_What the task requires:_ Which lines in the records below contain the word "夫妻离婚财产协议书才有效"? Copy each one out.

-------- Provided records

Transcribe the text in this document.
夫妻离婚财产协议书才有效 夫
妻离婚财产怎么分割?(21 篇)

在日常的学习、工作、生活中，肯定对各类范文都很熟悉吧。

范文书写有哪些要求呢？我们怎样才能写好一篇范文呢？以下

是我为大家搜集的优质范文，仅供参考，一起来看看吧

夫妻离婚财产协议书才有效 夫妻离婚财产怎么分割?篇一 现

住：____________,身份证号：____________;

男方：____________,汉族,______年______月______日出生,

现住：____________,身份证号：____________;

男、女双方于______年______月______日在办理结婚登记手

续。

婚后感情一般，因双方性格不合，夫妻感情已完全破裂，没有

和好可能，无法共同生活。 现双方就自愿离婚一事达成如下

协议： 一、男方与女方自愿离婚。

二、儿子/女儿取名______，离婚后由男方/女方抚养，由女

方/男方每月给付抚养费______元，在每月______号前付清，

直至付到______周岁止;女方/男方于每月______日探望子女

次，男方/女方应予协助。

----------------
-------- Provided records

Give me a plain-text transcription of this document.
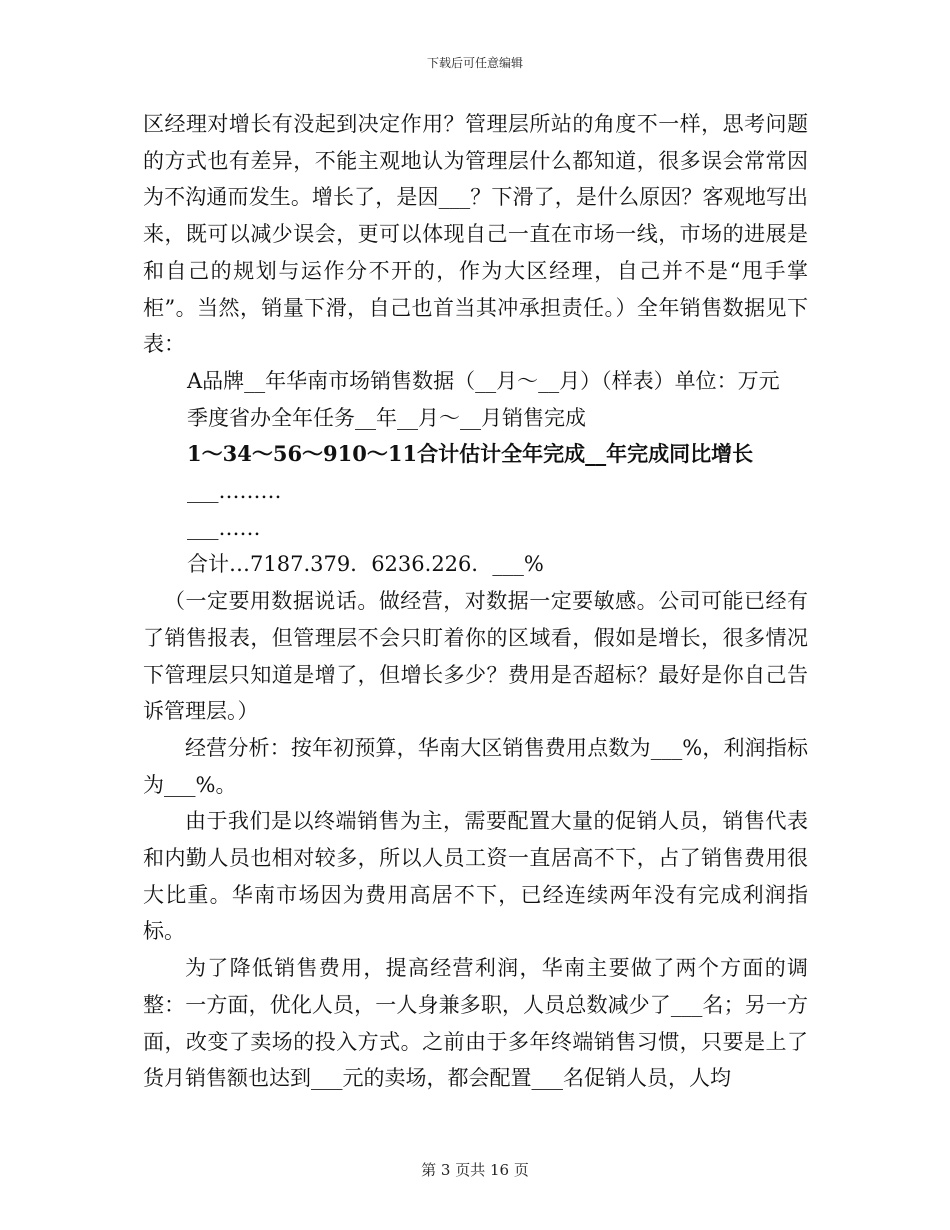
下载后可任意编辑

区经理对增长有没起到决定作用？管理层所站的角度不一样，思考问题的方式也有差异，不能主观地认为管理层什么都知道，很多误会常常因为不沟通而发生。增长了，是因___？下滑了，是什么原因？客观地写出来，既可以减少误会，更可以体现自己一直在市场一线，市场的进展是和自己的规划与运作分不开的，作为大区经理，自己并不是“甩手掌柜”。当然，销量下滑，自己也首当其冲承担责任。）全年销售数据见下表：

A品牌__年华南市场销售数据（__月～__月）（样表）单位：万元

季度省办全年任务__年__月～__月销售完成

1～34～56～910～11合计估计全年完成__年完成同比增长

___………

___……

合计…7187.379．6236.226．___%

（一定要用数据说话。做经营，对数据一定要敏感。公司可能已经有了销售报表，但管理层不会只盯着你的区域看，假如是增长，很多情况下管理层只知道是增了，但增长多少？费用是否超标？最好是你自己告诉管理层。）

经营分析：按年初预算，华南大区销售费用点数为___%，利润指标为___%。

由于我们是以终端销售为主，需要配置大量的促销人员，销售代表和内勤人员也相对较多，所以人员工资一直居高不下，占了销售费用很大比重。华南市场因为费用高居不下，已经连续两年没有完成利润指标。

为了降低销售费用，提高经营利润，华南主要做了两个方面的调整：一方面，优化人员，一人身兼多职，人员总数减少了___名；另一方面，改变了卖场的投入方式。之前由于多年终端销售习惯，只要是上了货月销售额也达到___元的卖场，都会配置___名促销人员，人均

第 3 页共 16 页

----------------

_Output:_
夫妻离婚财产协议书才有效 夫
夫妻离婚财产协议书才有效 夫妻离婚财产怎么分割?篇一 现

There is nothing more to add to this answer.